**What the task asks**
Your task is to print the material below exactly as presented.
*** Given records ***
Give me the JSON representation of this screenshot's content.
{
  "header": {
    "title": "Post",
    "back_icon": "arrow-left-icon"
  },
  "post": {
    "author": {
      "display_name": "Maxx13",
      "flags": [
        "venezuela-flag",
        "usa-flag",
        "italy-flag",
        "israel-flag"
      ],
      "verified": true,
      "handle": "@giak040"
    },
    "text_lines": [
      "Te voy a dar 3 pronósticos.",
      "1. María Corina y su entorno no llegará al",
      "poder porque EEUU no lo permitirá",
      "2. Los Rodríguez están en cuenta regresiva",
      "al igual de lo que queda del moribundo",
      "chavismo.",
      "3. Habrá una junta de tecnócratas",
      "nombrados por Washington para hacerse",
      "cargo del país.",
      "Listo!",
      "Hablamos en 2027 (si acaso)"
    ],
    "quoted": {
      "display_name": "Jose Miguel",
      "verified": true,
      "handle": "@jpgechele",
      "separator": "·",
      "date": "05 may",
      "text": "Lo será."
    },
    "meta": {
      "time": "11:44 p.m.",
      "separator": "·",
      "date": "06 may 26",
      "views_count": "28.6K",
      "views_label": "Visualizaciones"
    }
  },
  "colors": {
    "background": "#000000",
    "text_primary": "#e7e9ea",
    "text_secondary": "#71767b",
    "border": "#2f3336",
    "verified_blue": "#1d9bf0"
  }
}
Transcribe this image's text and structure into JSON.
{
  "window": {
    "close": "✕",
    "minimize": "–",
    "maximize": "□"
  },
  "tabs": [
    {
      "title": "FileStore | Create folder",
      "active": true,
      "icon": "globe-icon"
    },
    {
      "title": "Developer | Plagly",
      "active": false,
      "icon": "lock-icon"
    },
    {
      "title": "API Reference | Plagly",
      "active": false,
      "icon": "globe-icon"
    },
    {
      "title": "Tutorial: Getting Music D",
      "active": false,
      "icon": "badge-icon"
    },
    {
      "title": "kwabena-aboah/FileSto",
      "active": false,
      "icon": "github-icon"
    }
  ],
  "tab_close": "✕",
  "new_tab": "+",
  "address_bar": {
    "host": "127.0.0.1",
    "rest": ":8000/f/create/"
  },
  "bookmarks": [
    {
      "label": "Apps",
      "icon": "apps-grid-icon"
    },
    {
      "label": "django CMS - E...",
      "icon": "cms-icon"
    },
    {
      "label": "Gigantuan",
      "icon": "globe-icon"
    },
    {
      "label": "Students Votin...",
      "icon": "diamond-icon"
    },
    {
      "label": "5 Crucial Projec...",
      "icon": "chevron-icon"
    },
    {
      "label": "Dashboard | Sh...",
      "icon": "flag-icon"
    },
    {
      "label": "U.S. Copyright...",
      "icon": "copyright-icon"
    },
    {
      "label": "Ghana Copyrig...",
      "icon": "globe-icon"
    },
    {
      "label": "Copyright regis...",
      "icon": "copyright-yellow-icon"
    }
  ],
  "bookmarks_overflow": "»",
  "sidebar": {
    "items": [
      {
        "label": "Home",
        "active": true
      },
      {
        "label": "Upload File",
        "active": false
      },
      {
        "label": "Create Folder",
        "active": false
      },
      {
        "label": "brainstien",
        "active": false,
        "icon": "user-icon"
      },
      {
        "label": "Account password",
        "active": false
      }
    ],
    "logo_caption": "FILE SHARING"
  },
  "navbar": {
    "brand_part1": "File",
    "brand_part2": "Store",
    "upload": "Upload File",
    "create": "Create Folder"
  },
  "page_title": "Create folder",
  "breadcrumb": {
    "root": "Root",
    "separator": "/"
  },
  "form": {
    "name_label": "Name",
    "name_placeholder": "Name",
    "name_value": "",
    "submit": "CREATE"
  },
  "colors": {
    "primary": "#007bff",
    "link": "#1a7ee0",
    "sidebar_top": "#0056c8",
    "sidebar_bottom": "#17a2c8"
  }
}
***
**Problem solution**
Give me the JSON representation of this screenshot's content.
{
  "header": {
    "title": "Post",
    "back_icon": "arrow-left-icon"
  },
  "post": {
    "author": {
      "display_name": "Maxx13",
      "flags": [
        "venezuela-flag",
        "usa-flag",
        "italy-flag",
        "israel-flag"
      ],
      "verified": true,
      "handle": "@giak040"
    },
    "text_lines": [
      "Te voy a dar 3 pronósticos.",
      "1. María Corina y su entorno no llegará al",
      "poder porque EEUU no lo permitirá",
      "2. Los Rodríguez están en cuenta regresiva",
      "al igual de lo que queda del moribundo",
      "chavismo.",
      "3. Habrá una junta de tecnócratas",
      "nombrados por Washington para hacerse",
      "cargo del país.",
      "Listo!",
      "Hablamos en 2027 (si acaso)"
    ],
    "quoted": {
      "display_name": "Jose Miguel",
      "verified": true,
      "handle": "@jpgechele",
      "separator": "·",
      "date": "05 may",
      "text": "Lo será."
    },
    "meta": {
      "time": "11:44 p.m.",
      "separator": "·",
      "date": "06 may 26",
      "views_count": "28.6K",
      "views_label": "Visualizaciones"
    }
  },
  "colors": {
    "background": "#000000",
    "text_primary": "#e7e9ea",
    "text_secondary": "#71767b",
    "border": "#2f3336",
    "verified_blue": "#1d9bf0"
  }
}
Transcribe this image's text and structure into JSON.
{
  "window": {
    "close": "✕",
    "minimize": "–",
    "maximize": "□"
  },
  "tabs": [
    {
      "title": "FileStore | Create folder",
      "active": true,
      "icon": "globe-icon"
    },
    {
      "title": "Developer | Plagly",
      "active": false,
      "icon": "lock-icon"
    },
    {
      "title": "API Reference | Plagly",
      "active": false,
      "icon": "globe-icon"
    },
    {
      "title": "Tutorial: Getting Music D",
      "active": false,
      "icon": "badge-icon"
    },
    {
      "title": "kwabena-aboah/FileSto",
      "active": false,
      "icon": "github-icon"
    }
  ],
  "tab_close": "✕",
  "new_tab": "+",
  "address_bar": {
    "host": "127.0.0.1",
    "rest": ":8000/f/create/"
  },
  "bookmarks": [
    {
      "label": "Apps",
      "icon": "apps-grid-icon"
    },
    {
      "label": "django CMS - E...",
      "icon": "cms-icon"
    },
    {
      "label": "Gigantuan",
      "icon": "globe-icon"
    },
    {
      "label": "Students Votin...",
      "icon": "diamond-icon"
    },
    {
      "label": "5 Crucial Projec...",
      "icon": "chevron-icon"
    },
    {
      "label": "Dashboard | Sh...",
      "icon": "flag-icon"
    },
    {
      "label": "U.S. Copyright...",
      "icon": "copyright-icon"
    },
    {
      "label": "Ghana Copyrig...",
      "icon": "globe-icon"
    },
    {
      "label": "Copyright regis...",
      "icon": "copyright-yellow-icon"
    }
  ],
  "bookmarks_overflow": "»",
  "sidebar": {
    "items": [
      {
        "label": "Home",
        "active": true
      },
      {
        "label": "Upload File",
        "active": false
      },
      {
        "label": "Create Folder",
        "active": false
      },
      {
        "label": "brainstien",
        "active": false,
        "icon": "user-icon"
      },
      {
        "label": "Account password",
        "active": false
      }
    ],
    "logo_caption": "FILE SHARING"
  },
  "navbar": {
    "brand_part1": "File",
    "brand_part2": "Store",
    "upload": "Upload File",
    "create": "Create Folder"
  },
  "page_title": "Create folder",
  "breadcrumb": {
    "root": "Root",
    "separator": "/"
  },
  "form": {
    "name_label": "Name",
    "name_placeholder": "Name",
    "name_value": "",
    "submit": "CREATE"
  },
  "colors": {
    "primary": "#007bff",
    "link": "#1a7ee0",
    "sidebar_top": "#0056c8",
    "sidebar_bottom": "#17a2c8"
  }
}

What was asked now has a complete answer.